• **Given problem**: Copy every line that contains the string "marker" from the entries below.

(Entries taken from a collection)
— BEGIN —

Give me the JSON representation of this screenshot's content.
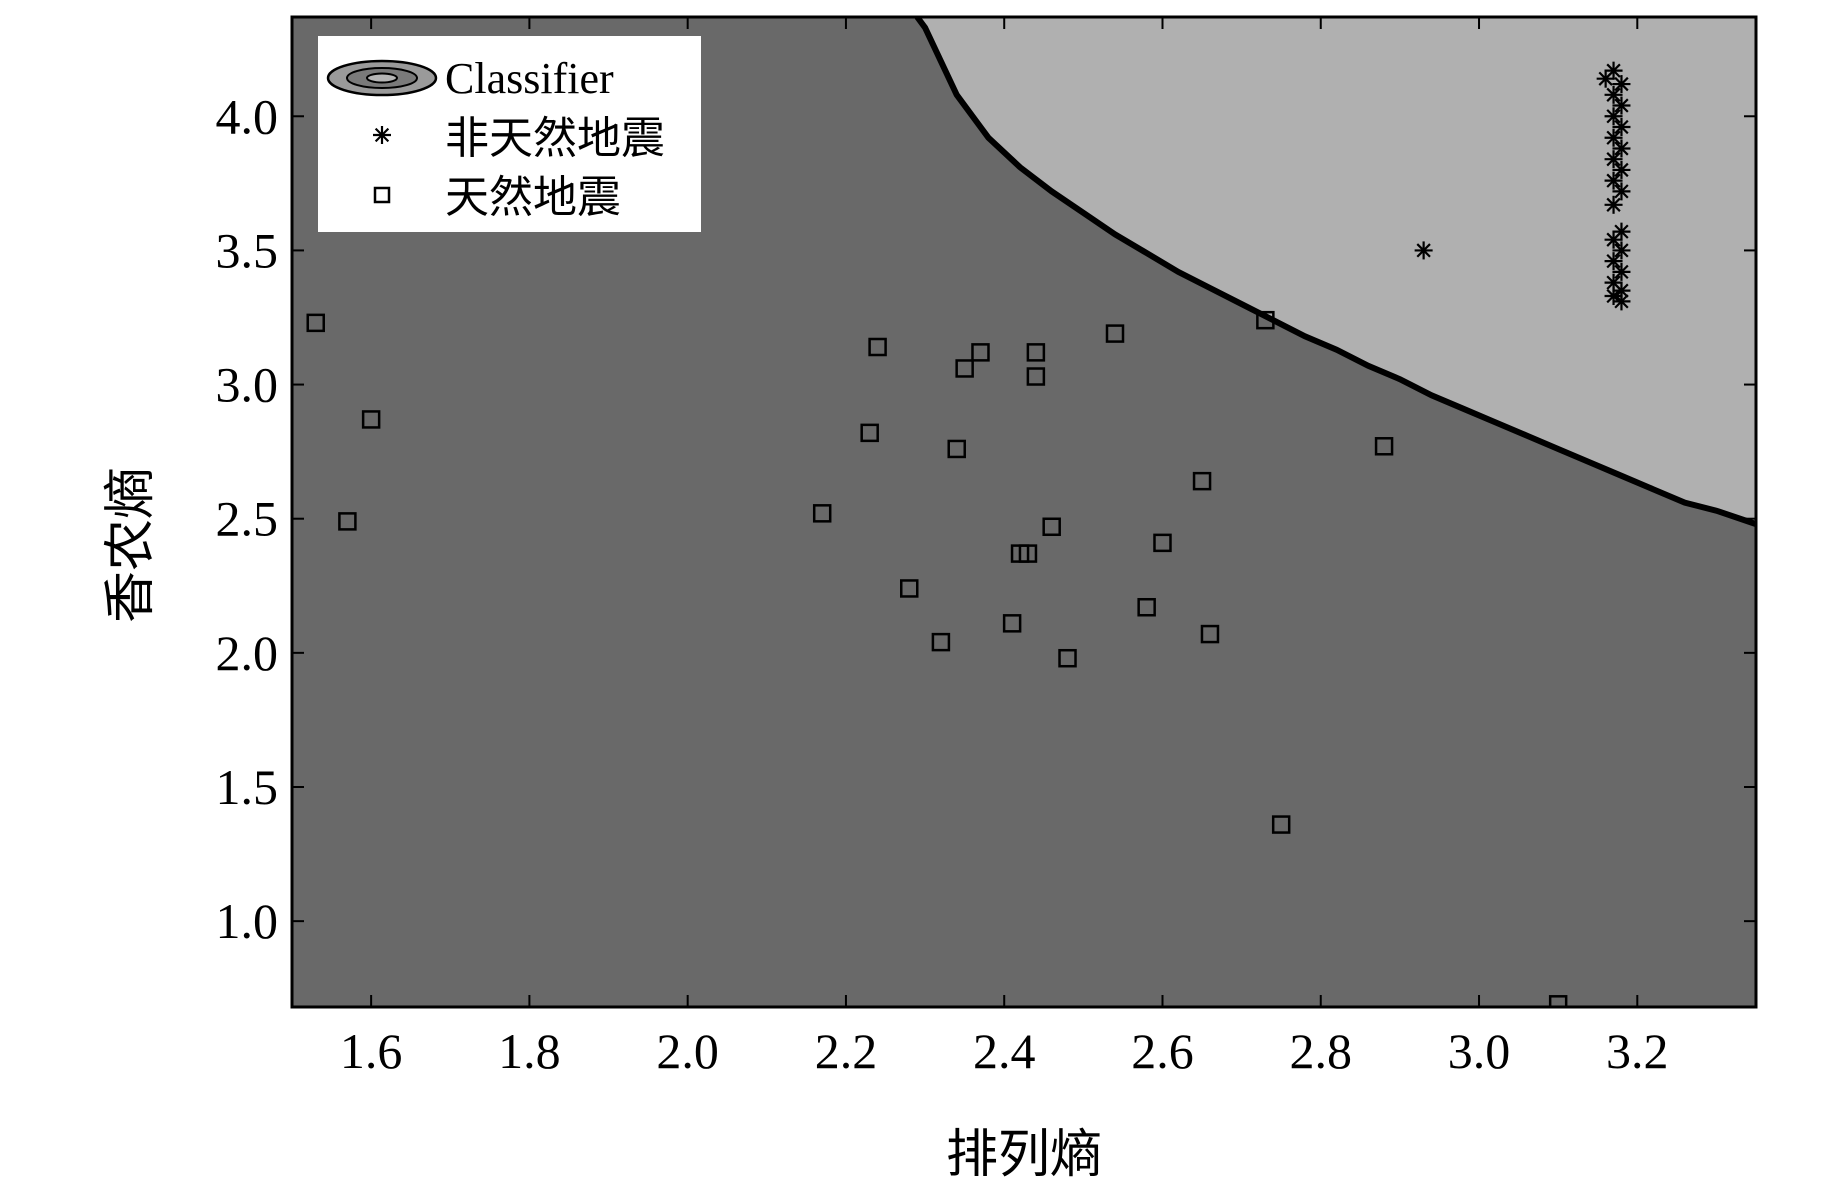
{
  "chart_data": {
    "type": "scatter",
    "title": "",
    "xlabel": "排列熵",
    "ylabel": "香农熵",
    "xlim": [
      1.5,
      3.35
    ],
    "ylim": [
      0.68,
      4.37
    ],
    "xticks": [
      "1.6",
      "1.8",
      "2.0",
      "2.2",
      "2.4",
      "2.6",
      "2.8",
      "3.0",
      "3.2"
    ],
    "xtick_values": [
      1.6,
      1.8,
      2.0,
      2.2,
      2.4,
      2.6,
      2.8,
      3.0,
      3.2
    ],
    "yticks": [
      "1.0",
      "1.5",
      "2.0",
      "2.5",
      "3.0",
      "3.5",
      "4.0"
    ],
    "ytick_values": [
      1.0,
      1.5,
      2.0,
      2.5,
      3.0,
      3.5,
      4.0
    ],
    "grid": false,
    "legend_position": "top-left",
    "legend": [
      {
        "label": "Classifier",
        "marker": "contour"
      },
      {
        "label": "非天然地震",
        "marker": "star"
      },
      {
        "label": "天然地震",
        "marker": "square"
      }
    ],
    "colors": {
      "region_natural": "#696969",
      "region_non_natural": "#b0b0b0",
      "boundary": "#000000",
      "marker": "#000000"
    },
    "decision_boundary": {
      "x": [
        2.29,
        2.3,
        2.34,
        2.38,
        2.42,
        2.46,
        2.5,
        2.54,
        2.58,
        2.62,
        2.66,
        2.7,
        2.74,
        2.78,
        2.82,
        2.86,
        2.9,
        2.94,
        2.98,
        3.02,
        3.06,
        3.1,
        3.14,
        3.18,
        3.22,
        3.26,
        3.3,
        3.35
      ],
      "y": [
        4.37,
        4.33,
        4.08,
        3.92,
        3.81,
        3.72,
        3.64,
        3.56,
        3.49,
        3.42,
        3.36,
        3.3,
        3.24,
        3.18,
        3.13,
        3.07,
        3.02,
        2.96,
        2.91,
        2.86,
        2.81,
        2.76,
        2.71,
        2.66,
        2.61,
        2.56,
        2.53,
        2.48
      ]
    },
    "series": [
      {
        "name": "非天然地震",
        "marker": "star",
        "x": [
          2.93,
          3.16,
          3.17,
          3.18,
          3.17,
          3.18,
          3.17,
          3.18,
          3.17,
          3.18,
          3.17,
          3.18,
          3.17,
          3.18,
          3.17,
          3.18,
          3.17,
          3.18,
          3.17,
          3.18,
          3.17,
          3.18,
          3.17,
          3.18
        ],
        "y": [
          3.5,
          4.14,
          4.17,
          4.12,
          4.08,
          4.04,
          4.0,
          3.96,
          3.92,
          3.88,
          3.84,
          3.8,
          3.76,
          3.72,
          3.67,
          3.57,
          3.54,
          3.5,
          3.46,
          3.42,
          3.38,
          3.35,
          3.33,
          3.31
        ]
      },
      {
        "name": "天然地震",
        "marker": "square",
        "x": [
          1.53,
          1.6,
          1.57,
          2.17,
          2.23,
          2.24,
          2.28,
          2.32,
          2.34,
          2.35,
          2.37,
          2.41,
          2.42,
          2.43,
          2.44,
          2.44,
          2.46,
          2.48,
          2.54,
          2.58,
          2.6,
          2.65,
          2.66,
          2.73,
          2.75,
          2.88,
          3.1
        ],
        "y": [
          3.23,
          2.87,
          2.49,
          2.52,
          2.82,
          3.14,
          2.24,
          2.04,
          2.76,
          3.06,
          3.12,
          2.11,
          2.37,
          2.37,
          3.03,
          3.12,
          2.47,
          1.98,
          3.19,
          2.17,
          2.41,
          2.64,
          2.07,
          3.24,
          1.36,
          2.77,
          0.69
        ]
      }
    ]
  }
}
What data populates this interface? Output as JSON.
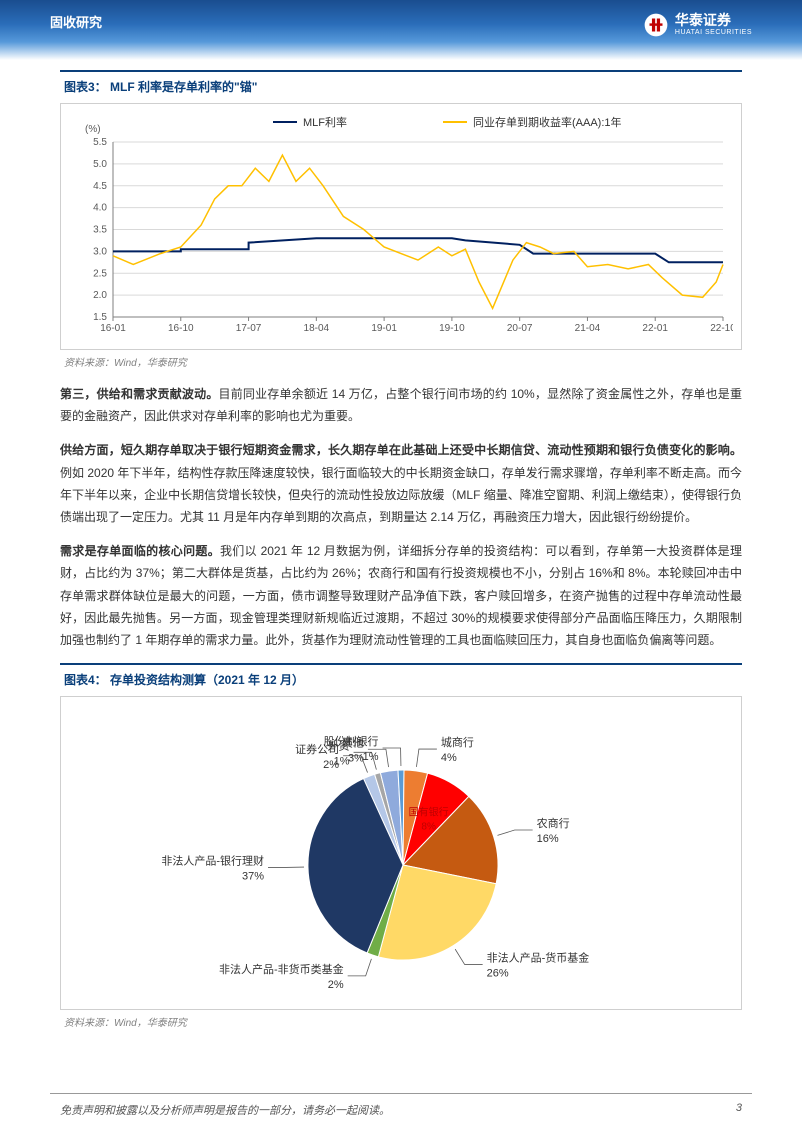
{
  "header": {
    "section": "固收研究",
    "brand_cn": "华泰证券",
    "brand_en": "HUATAI SECURITIES"
  },
  "chart3": {
    "title": "图表3：  MLF 利率是存单利率的\"锚\"",
    "type": "line",
    "ylabel": "(%)",
    "ylim": [
      1.5,
      5.5
    ],
    "ytick_step": 0.5,
    "xticks": [
      "16-01",
      "16-10",
      "17-07",
      "18-04",
      "19-01",
      "19-10",
      "20-07",
      "21-04",
      "22-01",
      "22-10"
    ],
    "series": [
      {
        "name": "MLF利率",
        "color": "#002060",
        "width": 2,
        "x": [
          0,
          1,
          1,
          2,
          2,
          3,
          4,
          5,
          5.2,
          6,
          6.2,
          7,
          8,
          8.2,
          9
        ],
        "y": [
          3.0,
          3.0,
          3.05,
          3.05,
          3.2,
          3.3,
          3.3,
          3.3,
          3.25,
          3.15,
          2.95,
          2.95,
          2.95,
          2.75,
          2.75
        ]
      },
      {
        "name": "同业存单到期收益率(AAA):1年",
        "color": "#ffc000",
        "width": 1.5,
        "x": [
          0,
          0.3,
          0.7,
          1,
          1.3,
          1.5,
          1.7,
          1.9,
          2.1,
          2.3,
          2.5,
          2.7,
          2.9,
          3.1,
          3.4,
          3.7,
          4,
          4.5,
          4.8,
          5,
          5.2,
          5.4,
          5.6,
          5.9,
          6.1,
          6.3,
          6.5,
          6.8,
          7,
          7.3,
          7.6,
          7.9,
          8.1,
          8.4,
          8.7,
          8.9,
          9
        ],
        "y": [
          2.9,
          2.7,
          2.95,
          3.1,
          3.6,
          4.2,
          4.5,
          4.5,
          4.9,
          4.6,
          5.2,
          4.6,
          4.9,
          4.5,
          3.8,
          3.5,
          3.1,
          2.8,
          3.1,
          2.9,
          3.05,
          2.3,
          1.7,
          2.8,
          3.2,
          3.1,
          2.95,
          3.0,
          2.65,
          2.7,
          2.6,
          2.7,
          2.4,
          2.0,
          1.95,
          2.3,
          2.7
        ]
      }
    ],
    "background_color": "#ffffff",
    "grid_color": "#d9d9d9",
    "axis_color": "#7f7f7f",
    "tick_fontsize": 10,
    "legend_pos": "top-center",
    "source": "资料来源：Wind，华泰研究"
  },
  "para1": {
    "lead": "第三，供给和需求贡献波动。",
    "body": "目前同业存单余额近 14 万亿，占整个银行间市场的约 10%，显然除了资金属性之外，存单也是重要的金融资产，因此供求对存单利率的影响也尤为重要。"
  },
  "para2": {
    "lead": "供给方面，短久期存单取决于银行短期资金需求，长久期存单在此基础上还受中长期信贷、流动性预期和银行负债变化的影响。",
    "body": "例如 2020 年下半年，结构性存款压降速度较快，银行面临较大的中长期资金缺口，存单发行需求骤增，存单利率不断走高。而今年下半年以来，企业中长期信贷增长较快，但央行的流动性投放边际放缓（MLF 缩量、降准空窗期、利润上缴结束），使得银行负债端出现了一定压力。尤其 11 月是年内存单到期的次高点，到期量达 2.14 万亿，再融资压力增大，因此银行纷纷提价。"
  },
  "para3": {
    "lead": "需求是存单面临的核心问题。",
    "body": "我们以 2021 年 12 月数据为例，详细拆分存单的投资结构：可以看到，存单第一大投资群体是理财，占比约为 37%；第二大群体是货基，占比约为 26%；农商行和国有行投资规模也不小，分别占 16%和 8%。本轮赎回冲击中存单需求群体缺位是最大的问题，一方面，债市调整导致理财产品净值下跌，客户赎回增多，在资产抛售的过程中存单流动性最好，因此最先抛售。另一方面，现金管理类理财新规临近过渡期，不超过 30%的规模要求使得部分产品面临压降压力，久期限制加强也制约了 1 年期存单的需求力量。此外，货基作为理财流动性管理的工具也面临赎回压力，其自身也面临负偏离等问题。"
  },
  "chart4": {
    "title": "图表4：  存单投资结构测算（2021 年 12 月）",
    "type": "pie",
    "slices": [
      {
        "label": "非法人产品-银行理财",
        "value": 37,
        "pct": "37%",
        "color": "#1f3864",
        "labelpos": "left"
      },
      {
        "label": "非法人产品-货币基金",
        "value": 26,
        "pct": "26%",
        "color": "#ffd966",
        "labelpos": "right"
      },
      {
        "label": "农商行",
        "value": 16,
        "pct": "16%",
        "color": "#c55a11",
        "labelpos": "right"
      },
      {
        "label": "国有银行",
        "value": 8,
        "pct": "8%",
        "color": "#ff0000",
        "labelcolor": "#c00000",
        "labelpos": "inside"
      },
      {
        "label": "城商行",
        "value": 4,
        "pct": "4%",
        "color": "#ed7d31",
        "labelpos": "right"
      },
      {
        "label": "其他",
        "value": 3,
        "pct": "3%",
        "color": "#8faadc",
        "labelpos": "top"
      },
      {
        "label": "证券公司",
        "value": 2,
        "pct": "2%",
        "color": "#b4c7e7",
        "labelpos": "left"
      },
      {
        "label": "非法人产品-非货币类基金",
        "value": 2,
        "pct": "2%",
        "color": "#70ad47",
        "labelpos": "bottom"
      },
      {
        "label": "外资",
        "value": 1,
        "pct": "1%",
        "color": "#a6a6a6",
        "labelpos": "top"
      },
      {
        "label": "股份制银行",
        "value": 1,
        "pct": "1%",
        "color": "#5b9bd5",
        "labelpos": "top"
      }
    ],
    "label_fontsize": 11,
    "line_color": "#595959",
    "background_color": "#ffffff",
    "source": "资料来源：Wind，华泰研究"
  },
  "footer": {
    "disclaimer": "免责声明和披露以及分析师声明是报告的一部分，请务必一起阅读。",
    "page": "3"
  },
  "colors": {
    "brand_blue": "#0a3f7a",
    "header_gradient_top": "#1a4d8f",
    "header_gradient_bottom": "#ffffff"
  }
}
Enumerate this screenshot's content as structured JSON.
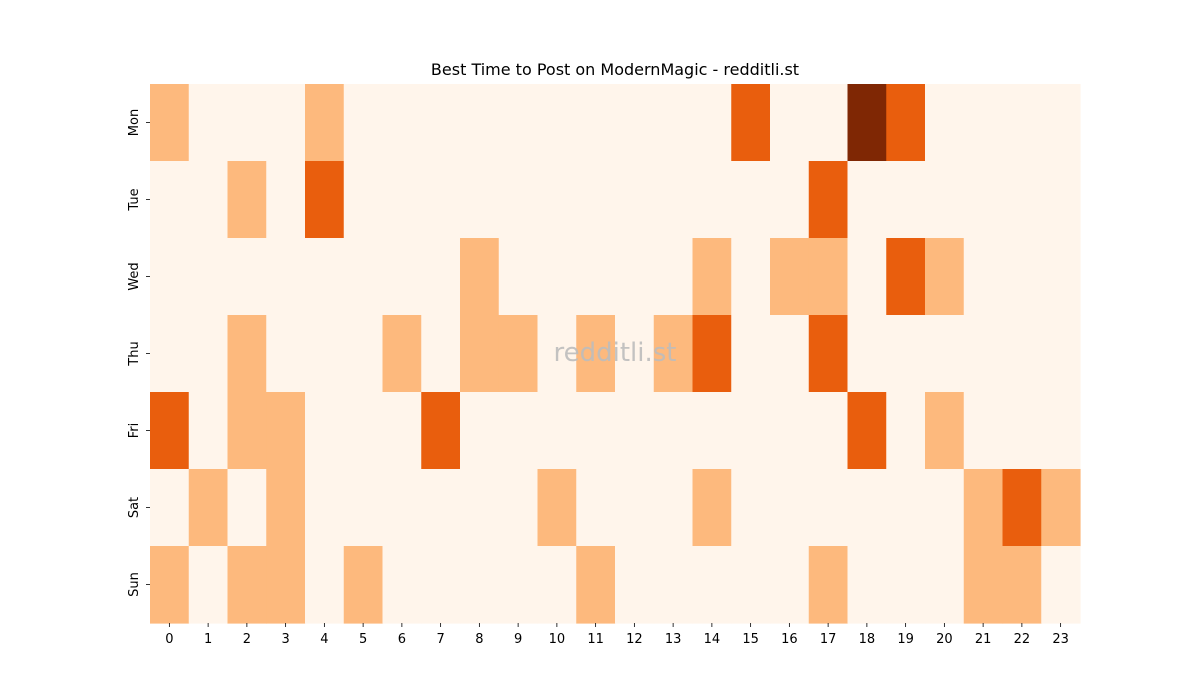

— END —

• **Solution for this problem**:
        "marker": "contour"
        "marker": "star"
        "marker": "square"
      "marker": "#000000"
        "marker": "star",
        "marker": "square",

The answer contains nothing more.